Short problem = From the listing below, copy every line with the word "JSON".

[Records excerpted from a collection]
-------

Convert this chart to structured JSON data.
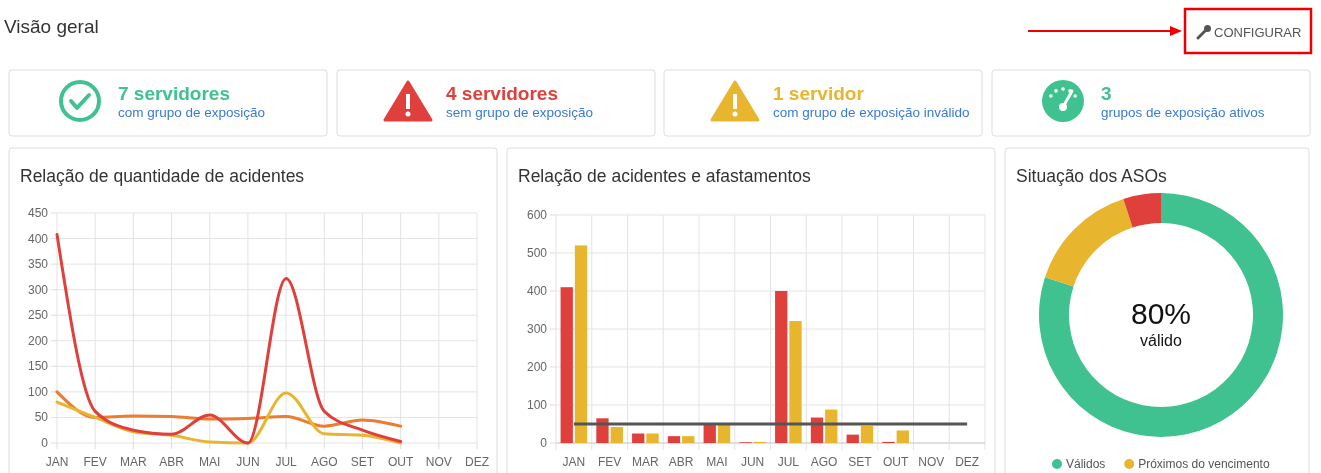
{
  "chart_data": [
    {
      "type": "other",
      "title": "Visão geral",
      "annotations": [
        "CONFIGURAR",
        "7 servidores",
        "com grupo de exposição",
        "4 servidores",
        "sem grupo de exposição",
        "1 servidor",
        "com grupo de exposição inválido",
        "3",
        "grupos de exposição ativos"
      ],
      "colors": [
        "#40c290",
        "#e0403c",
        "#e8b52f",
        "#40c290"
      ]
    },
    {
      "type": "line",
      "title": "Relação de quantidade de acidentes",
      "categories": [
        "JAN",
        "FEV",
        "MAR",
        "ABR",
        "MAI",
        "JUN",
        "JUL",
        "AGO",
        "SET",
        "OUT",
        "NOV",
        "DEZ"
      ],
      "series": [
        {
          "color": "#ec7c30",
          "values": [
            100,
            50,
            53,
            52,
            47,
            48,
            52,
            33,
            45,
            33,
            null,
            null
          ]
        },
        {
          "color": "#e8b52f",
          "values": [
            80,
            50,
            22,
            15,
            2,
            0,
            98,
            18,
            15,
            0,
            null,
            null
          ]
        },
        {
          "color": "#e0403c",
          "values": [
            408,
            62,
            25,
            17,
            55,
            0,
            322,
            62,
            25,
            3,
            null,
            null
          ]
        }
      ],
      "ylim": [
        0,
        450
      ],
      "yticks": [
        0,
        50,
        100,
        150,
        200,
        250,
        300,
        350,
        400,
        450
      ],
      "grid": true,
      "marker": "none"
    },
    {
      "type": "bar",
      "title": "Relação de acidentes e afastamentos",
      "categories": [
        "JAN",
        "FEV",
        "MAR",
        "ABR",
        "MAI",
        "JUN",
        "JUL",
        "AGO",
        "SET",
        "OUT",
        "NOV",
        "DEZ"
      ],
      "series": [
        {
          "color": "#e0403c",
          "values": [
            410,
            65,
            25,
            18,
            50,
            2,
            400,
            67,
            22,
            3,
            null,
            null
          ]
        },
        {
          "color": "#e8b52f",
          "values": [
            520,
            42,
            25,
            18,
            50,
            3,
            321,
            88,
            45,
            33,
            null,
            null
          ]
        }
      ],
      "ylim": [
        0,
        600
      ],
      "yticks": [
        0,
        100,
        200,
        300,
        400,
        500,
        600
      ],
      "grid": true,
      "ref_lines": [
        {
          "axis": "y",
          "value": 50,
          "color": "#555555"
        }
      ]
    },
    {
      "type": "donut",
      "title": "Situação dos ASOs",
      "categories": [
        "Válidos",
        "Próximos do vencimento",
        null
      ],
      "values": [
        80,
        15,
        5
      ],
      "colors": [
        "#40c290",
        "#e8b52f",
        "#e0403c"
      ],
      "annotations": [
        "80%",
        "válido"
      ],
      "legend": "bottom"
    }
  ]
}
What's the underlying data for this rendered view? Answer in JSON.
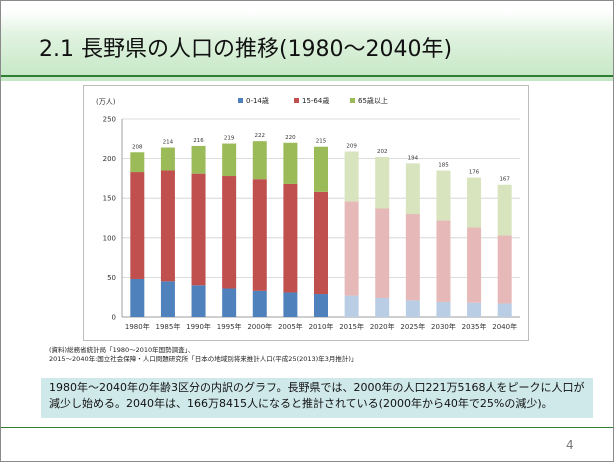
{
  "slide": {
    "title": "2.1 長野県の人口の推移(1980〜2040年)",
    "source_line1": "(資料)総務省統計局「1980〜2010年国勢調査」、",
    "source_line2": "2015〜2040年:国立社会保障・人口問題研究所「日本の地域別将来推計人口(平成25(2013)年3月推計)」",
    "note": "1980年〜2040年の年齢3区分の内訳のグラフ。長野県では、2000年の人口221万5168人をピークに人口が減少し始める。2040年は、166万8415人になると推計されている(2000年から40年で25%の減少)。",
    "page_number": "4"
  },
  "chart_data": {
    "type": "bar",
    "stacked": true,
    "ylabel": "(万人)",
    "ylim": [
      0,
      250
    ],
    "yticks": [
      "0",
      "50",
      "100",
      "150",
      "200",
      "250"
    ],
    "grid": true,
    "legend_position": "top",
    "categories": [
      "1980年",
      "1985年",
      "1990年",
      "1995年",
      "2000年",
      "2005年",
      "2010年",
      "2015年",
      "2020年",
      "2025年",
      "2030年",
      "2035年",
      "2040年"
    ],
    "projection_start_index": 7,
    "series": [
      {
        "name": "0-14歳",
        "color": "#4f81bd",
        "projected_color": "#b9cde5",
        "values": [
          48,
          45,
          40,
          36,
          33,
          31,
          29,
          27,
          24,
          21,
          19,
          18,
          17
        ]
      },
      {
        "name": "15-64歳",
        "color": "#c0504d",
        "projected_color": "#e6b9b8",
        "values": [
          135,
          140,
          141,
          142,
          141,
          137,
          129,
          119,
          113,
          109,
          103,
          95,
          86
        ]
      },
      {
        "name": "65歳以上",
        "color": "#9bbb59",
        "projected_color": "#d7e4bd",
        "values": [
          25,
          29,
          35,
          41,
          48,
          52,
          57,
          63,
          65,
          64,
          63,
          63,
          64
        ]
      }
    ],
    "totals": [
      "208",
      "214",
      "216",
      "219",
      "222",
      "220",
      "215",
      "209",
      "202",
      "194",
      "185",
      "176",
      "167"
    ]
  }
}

-------

Answer for the task =
Convert this chart to structured JSON data.
What's the underlying data for this rendered view? Answer in JSON.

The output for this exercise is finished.